Exercise brief: Copy out all of the data below with no alterations.

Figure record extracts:
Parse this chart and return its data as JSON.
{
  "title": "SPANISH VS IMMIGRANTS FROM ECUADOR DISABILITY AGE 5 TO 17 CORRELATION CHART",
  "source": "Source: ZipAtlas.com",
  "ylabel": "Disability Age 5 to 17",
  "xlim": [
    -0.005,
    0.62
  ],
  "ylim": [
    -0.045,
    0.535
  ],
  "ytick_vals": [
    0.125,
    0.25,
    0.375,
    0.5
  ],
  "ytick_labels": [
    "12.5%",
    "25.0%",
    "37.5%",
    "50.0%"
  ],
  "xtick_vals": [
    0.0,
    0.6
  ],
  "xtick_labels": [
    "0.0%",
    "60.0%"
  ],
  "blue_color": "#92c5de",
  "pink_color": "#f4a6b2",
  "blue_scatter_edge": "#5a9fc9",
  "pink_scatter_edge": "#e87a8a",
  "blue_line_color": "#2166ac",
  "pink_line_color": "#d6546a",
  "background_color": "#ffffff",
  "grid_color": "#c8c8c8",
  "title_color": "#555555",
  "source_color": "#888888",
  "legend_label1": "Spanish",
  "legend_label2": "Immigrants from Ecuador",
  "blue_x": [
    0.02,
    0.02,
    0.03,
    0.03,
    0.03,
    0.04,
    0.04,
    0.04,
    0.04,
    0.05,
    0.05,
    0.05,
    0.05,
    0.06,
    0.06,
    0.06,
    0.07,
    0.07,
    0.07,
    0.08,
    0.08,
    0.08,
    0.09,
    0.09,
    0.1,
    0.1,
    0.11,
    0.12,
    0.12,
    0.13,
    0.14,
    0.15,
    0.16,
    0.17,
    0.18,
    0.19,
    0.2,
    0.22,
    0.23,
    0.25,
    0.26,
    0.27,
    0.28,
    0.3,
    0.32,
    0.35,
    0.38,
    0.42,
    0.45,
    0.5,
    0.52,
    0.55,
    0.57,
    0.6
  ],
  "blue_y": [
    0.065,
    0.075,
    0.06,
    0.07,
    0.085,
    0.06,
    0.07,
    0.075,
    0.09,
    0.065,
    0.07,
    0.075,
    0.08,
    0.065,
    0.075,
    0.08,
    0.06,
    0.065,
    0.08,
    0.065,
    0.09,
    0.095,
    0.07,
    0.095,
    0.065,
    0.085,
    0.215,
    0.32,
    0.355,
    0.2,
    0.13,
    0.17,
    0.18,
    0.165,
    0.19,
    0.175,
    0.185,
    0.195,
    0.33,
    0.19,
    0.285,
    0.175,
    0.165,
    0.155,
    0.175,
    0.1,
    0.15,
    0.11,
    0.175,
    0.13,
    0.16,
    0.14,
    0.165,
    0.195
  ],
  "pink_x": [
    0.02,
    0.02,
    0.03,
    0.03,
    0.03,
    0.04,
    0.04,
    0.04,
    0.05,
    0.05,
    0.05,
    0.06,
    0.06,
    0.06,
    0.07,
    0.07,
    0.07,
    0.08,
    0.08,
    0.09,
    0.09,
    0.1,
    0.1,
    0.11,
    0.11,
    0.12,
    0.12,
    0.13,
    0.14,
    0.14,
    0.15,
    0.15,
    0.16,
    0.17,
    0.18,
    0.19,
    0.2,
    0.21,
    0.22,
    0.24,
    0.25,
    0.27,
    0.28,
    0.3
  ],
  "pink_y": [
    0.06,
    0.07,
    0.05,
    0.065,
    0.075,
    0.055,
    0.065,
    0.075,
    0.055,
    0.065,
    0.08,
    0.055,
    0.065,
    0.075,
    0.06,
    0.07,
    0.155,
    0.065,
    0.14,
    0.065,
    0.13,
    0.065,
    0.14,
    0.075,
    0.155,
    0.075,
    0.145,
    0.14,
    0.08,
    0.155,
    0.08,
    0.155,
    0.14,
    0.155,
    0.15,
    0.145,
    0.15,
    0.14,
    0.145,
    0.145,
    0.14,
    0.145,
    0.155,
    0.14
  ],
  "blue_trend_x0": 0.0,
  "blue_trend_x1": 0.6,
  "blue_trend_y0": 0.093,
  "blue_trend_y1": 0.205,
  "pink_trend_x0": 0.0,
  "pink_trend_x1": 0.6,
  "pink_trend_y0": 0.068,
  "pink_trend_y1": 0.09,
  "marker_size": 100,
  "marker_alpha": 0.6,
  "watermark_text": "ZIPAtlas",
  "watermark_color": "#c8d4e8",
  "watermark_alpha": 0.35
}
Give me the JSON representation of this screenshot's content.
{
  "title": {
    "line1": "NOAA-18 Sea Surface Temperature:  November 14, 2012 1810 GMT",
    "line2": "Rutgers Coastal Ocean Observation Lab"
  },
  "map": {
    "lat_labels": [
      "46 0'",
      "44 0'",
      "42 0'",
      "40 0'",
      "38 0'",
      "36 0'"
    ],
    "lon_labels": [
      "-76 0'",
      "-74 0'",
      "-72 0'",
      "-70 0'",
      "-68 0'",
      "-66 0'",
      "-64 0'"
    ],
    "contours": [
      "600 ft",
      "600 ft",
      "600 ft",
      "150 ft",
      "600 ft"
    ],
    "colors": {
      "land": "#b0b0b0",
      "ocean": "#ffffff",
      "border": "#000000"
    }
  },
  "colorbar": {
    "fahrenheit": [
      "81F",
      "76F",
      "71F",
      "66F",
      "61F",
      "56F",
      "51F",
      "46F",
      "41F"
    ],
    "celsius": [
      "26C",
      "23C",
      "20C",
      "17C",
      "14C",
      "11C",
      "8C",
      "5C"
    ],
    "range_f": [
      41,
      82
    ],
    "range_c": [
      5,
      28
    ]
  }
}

In response:
Parse this chart and return its data as JSON.
{
  "title": "SPANISH VS IMMIGRANTS FROM ECUADOR DISABILITY AGE 5 TO 17 CORRELATION CHART",
  "source": "Source: ZipAtlas.com",
  "ylabel": "Disability Age 5 to 17",
  "xlim": [
    -0.005,
    0.62
  ],
  "ylim": [
    -0.045,
    0.535
  ],
  "ytick_vals": [
    0.125,
    0.25,
    0.375,
    0.5
  ],
  "ytick_labels": [
    "12.5%",
    "25.0%",
    "37.5%",
    "50.0%"
  ],
  "xtick_vals": [
    0.0,
    0.6
  ],
  "xtick_labels": [
    "0.0%",
    "60.0%"
  ],
  "blue_color": "#92c5de",
  "pink_color": "#f4a6b2",
  "blue_scatter_edge": "#5a9fc9",
  "pink_scatter_edge": "#e87a8a",
  "blue_line_color": "#2166ac",
  "pink_line_color": "#d6546a",
  "background_color": "#ffffff",
  "grid_color": "#c8c8c8",
  "title_color": "#555555",
  "source_color": "#888888",
  "legend_label1": "Spanish",
  "legend_label2": "Immigrants from Ecuador",
  "blue_x": [
    0.02,
    0.02,
    0.03,
    0.03,
    0.03,
    0.04,
    0.04,
    0.04,
    0.04,
    0.05,
    0.05,
    0.05,
    0.05,
    0.06,
    0.06,
    0.06,
    0.07,
    0.07,
    0.07,
    0.08,
    0.08,
    0.08,
    0.09,
    0.09,
    0.1,
    0.1,
    0.11,
    0.12,
    0.12,
    0.13,
    0.14,
    0.15,
    0.16,
    0.17,
    0.18,
    0.19,
    0.2,
    0.22,
    0.23,
    0.25,
    0.26,
    0.27,
    0.28,
    0.3,
    0.32,
    0.35,
    0.38,
    0.42,
    0.45,
    0.5,
    0.52,
    0.55,
    0.57,
    0.6
  ],
  "blue_y": [
    0.065,
    0.075,
    0.06,
    0.07,
    0.085,
    0.06,
    0.07,
    0.075,
    0.09,
    0.065,
    0.07,
    0.075,
    0.08,
    0.065,
    0.075,
    0.08,
    0.06,
    0.065,
    0.08,
    0.065,
    0.09,
    0.095,
    0.07,
    0.095,
    0.065,
    0.085,
    0.215,
    0.32,
    0.355,
    0.2,
    0.13,
    0.17,
    0.18,
    0.165,
    0.19,
    0.175,
    0.185,
    0.195,
    0.33,
    0.19,
    0.285,
    0.175,
    0.165,
    0.155,
    0.175,
    0.1,
    0.15,
    0.11,
    0.175,
    0.13,
    0.16,
    0.14,
    0.165,
    0.195
  ],
  "pink_x": [
    0.02,
    0.02,
    0.03,
    0.03,
    0.03,
    0.04,
    0.04,
    0.04,
    0.05,
    0.05,
    0.05,
    0.06,
    0.06,
    0.06,
    0.07,
    0.07,
    0.07,
    0.08,
    0.08,
    0.09,
    0.09,
    0.1,
    0.1,
    0.11,
    0.11,
    0.12,
    0.12,
    0.13,
    0.14,
    0.14,
    0.15,
    0.15,
    0.16,
    0.17,
    0.18,
    0.19,
    0.2,
    0.21,
    0.22,
    0.24,
    0.25,
    0.27,
    0.28,
    0.3
  ],
  "pink_y": [
    0.06,
    0.07,
    0.05,
    0.065,
    0.075,
    0.055,
    0.065,
    0.075,
    0.055,
    0.065,
    0.08,
    0.055,
    0.065,
    0.075,
    0.06,
    0.07,
    0.155,
    0.065,
    0.14,
    0.065,
    0.13,
    0.065,
    0.14,
    0.075,
    0.155,
    0.075,
    0.145,
    0.14,
    0.08,
    0.155,
    0.08,
    0.155,
    0.14,
    0.155,
    0.15,
    0.145,
    0.15,
    0.14,
    0.145,
    0.145,
    0.14,
    0.145,
    0.155,
    0.14
  ],
  "blue_trend_x0": 0.0,
  "blue_trend_x1": 0.6,
  "blue_trend_y0": 0.093,
  "blue_trend_y1": 0.205,
  "pink_trend_x0": 0.0,
  "pink_trend_x1": 0.6,
  "pink_trend_y0": 0.068,
  "pink_trend_y1": 0.09,
  "marker_size": 100,
  "marker_alpha": 0.6,
  "watermark_text": "ZIPAtlas",
  "watermark_color": "#c8d4e8",
  "watermark_alpha": 0.35
}
Give me the JSON representation of this screenshot's content.
{
  "title": {
    "line1": "NOAA-18 Sea Surface Temperature:  November 14, 2012 1810 GMT",
    "line2": "Rutgers Coastal Ocean Observation Lab"
  },
  "map": {
    "lat_labels": [
      "46 0'",
      "44 0'",
      "42 0'",
      "40 0'",
      "38 0'",
      "36 0'"
    ],
    "lon_labels": [
      "-76 0'",
      "-74 0'",
      "-72 0'",
      "-70 0'",
      "-68 0'",
      "-66 0'",
      "-64 0'"
    ],
    "contours": [
      "600 ft",
      "600 ft",
      "600 ft",
      "150 ft",
      "600 ft"
    ],
    "colors": {
      "land": "#b0b0b0",
      "ocean": "#ffffff",
      "border": "#000000"
    }
  },
  "colorbar": {
    "fahrenheit": [
      "81F",
      "76F",
      "71F",
      "66F",
      "61F",
      "56F",
      "51F",
      "46F",
      "41F"
    ],
    "celsius": [
      "26C",
      "23C",
      "20C",
      "17C",
      "14C",
      "11C",
      "8C",
      "5C"
    ],
    "range_f": [
      41,
      82
    ],
    "range_c": [
      5,
      28
    ]
  }
}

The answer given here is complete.